**TASK INSTRUCTIONS**
Copy every line of the data that includes the string "image".

**DATASET ENTRIES**

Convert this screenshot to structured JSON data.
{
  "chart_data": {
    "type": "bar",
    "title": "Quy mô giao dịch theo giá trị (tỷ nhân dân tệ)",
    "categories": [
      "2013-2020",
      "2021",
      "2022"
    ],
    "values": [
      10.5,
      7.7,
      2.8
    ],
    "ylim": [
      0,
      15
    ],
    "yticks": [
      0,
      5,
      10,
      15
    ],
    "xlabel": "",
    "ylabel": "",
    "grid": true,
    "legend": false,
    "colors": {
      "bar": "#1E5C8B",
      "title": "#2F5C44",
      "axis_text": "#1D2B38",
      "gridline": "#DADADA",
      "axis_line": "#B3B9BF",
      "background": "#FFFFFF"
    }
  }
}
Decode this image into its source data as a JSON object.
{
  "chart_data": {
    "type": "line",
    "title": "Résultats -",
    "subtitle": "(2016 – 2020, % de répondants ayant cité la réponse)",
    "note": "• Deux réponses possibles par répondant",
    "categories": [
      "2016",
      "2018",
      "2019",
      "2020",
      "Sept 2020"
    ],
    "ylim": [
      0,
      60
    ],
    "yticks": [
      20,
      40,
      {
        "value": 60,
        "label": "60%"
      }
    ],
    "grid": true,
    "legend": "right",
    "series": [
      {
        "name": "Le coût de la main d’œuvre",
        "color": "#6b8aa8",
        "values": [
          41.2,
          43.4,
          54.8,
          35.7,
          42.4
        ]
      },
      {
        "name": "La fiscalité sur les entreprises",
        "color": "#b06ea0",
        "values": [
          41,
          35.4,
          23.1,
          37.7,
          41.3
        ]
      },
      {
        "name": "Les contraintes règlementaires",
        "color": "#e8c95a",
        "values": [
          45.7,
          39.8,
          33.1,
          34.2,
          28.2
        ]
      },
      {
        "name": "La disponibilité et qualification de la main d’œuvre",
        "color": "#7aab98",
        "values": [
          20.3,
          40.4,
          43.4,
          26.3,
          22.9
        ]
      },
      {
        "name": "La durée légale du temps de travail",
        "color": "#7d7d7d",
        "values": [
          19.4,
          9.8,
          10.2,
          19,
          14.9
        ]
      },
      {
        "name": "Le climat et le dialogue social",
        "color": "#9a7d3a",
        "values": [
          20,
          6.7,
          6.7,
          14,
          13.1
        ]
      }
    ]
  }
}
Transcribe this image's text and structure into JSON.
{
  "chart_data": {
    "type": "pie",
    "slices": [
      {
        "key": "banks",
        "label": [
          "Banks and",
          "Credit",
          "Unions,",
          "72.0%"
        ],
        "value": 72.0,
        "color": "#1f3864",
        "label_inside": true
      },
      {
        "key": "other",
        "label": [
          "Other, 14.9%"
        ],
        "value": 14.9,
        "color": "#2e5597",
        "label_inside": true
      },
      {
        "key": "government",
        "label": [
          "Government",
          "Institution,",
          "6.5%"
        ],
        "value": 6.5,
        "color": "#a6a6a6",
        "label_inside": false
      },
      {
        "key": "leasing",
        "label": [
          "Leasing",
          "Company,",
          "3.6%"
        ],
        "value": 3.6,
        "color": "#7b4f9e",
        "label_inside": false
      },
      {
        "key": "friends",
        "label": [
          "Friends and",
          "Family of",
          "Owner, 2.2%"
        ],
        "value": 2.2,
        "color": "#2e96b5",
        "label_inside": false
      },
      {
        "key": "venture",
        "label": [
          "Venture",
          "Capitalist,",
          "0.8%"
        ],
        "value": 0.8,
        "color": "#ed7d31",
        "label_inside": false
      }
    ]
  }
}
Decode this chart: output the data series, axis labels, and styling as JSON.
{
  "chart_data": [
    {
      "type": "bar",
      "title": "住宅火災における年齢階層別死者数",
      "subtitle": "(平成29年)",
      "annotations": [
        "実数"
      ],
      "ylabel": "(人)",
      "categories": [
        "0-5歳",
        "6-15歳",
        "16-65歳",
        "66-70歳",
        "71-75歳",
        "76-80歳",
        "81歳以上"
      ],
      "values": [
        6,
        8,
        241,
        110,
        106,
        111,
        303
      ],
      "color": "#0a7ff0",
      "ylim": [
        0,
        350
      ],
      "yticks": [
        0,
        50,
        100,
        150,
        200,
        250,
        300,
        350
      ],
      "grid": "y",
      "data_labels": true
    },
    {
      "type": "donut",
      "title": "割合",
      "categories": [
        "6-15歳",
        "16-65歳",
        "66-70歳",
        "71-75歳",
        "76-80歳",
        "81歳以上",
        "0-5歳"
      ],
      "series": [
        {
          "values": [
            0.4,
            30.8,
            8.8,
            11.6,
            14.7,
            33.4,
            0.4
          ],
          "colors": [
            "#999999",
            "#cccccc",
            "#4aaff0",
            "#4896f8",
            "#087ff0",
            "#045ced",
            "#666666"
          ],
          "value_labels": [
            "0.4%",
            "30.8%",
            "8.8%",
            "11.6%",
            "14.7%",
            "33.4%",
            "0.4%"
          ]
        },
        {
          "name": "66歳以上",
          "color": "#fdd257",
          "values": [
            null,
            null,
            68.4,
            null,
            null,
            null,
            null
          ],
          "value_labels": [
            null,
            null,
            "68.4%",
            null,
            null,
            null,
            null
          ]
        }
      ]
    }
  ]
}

**OUTPUT OF THE TASK**
Decode this image into its source data as a JSON object.
Transcribe this image's text and structure into JSON.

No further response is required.